▶ _WORK TO COMPLETE_
Transcribe the data in full and exactly, omitting any pictures.

▶ _DATASET ROWS_

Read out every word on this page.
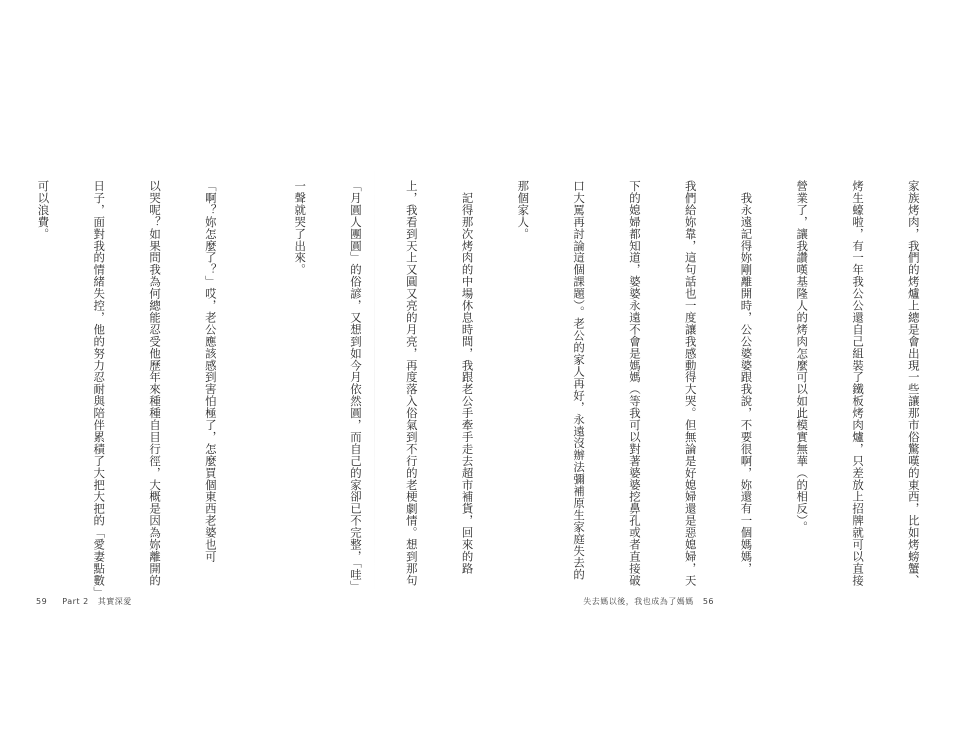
「啊？妳怎麼了？」哎，老公應該感到害怕極了，怎麼買個東西老婆也可

以哭呢？如果問我為何總能忍受他歷年來種種自目行徑，大概是因為妳離開的

日子，面對我的情緒失控，他的努力忍耐與陪伴累積了大把大把的「愛妻點數」

可以浪費。

59 Part 2 其實深愛

家族烤肉，我們的烤爐上總是會出現一些讓那市俗驚嘆的東西，比如烤螃蟹、

烤生蠔啦，有一年我公公還自己組裝了鐵板烤肉爐，只差放上招牌就可以直接

營業了，讓我讚嘆基隆人的烤肉怎麼可以如此模實無華（的相反）。

　我永遠記得妳剛離開時，公公婆婆跟我說，不要很啊，妳還有一個媽媽，

我們給妳靠，這句話也一度讓我感動得大哭。但無論是好媳婦還是惡媳婦，天

下的媳婦都知道，婆婆永遠不會是媽媽（等我可以對著婆婆挖鼻孔或者直接破

口大罵再討論這個課題）。老公的家人再好，永遠沒辦法彌補原生家庭失去的

那個家人。

　記得那次烤肉的中場休息時間，我跟老公手牽手走去超市補貨，回來的路

上，我看到天上又圓又亮的月亮，再度落入俗氣到不行的老梗劇情。想到那句

「月圓人團圓」的俗諺，又想到如今月依然圓，而自己的家卻已不完整，「哇」

一聲就哭了出來。

失去媽以後，我也成為了媽媽 56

▶ _SOLUTION_
Read out every word on this page.
「啊？妳怎麼了？」哎，老公應該感到害怕極了，怎麼買個東西老婆也可

以哭呢？如果問我為何總能忍受他歷年來種種自目行徑，大概是因為妳離開的

日子，面對我的情緒失控，他的努力忍耐與陪伴累積了大把大把的「愛妻點數」

可以浪費。

59 Part 2 其實深愛

家族烤肉，我們的烤爐上總是會出現一些讓那市俗驚嘆的東西，比如烤螃蟹、

烤生蠔啦，有一年我公公還自己組裝了鐵板烤肉爐，只差放上招牌就可以直接

營業了，讓我讚嘆基隆人的烤肉怎麼可以如此模實無華（的相反）。

　我永遠記得妳剛離開時，公公婆婆跟我說，不要很啊，妳還有一個媽媽，

我們給妳靠，這句話也一度讓我感動得大哭。但無論是好媳婦還是惡媳婦，天

下的媳婦都知道，婆婆永遠不會是媽媽（等我可以對著婆婆挖鼻孔或者直接破

口大罵再討論這個課題）。老公的家人再好，永遠沒辦法彌補原生家庭失去的

那個家人。

　記得那次烤肉的中場休息時間，我跟老公手牽手走去超市補貨，回來的路

上，我看到天上又圓又亮的月亮，再度落入俗氣到不行的老梗劇情。想到那句

「月圓人團圓」的俗諺，又想到如今月依然圓，而自己的家卻已不完整，「哇」

一聲就哭了出來。

失去媽以後，我也成為了媽媽 56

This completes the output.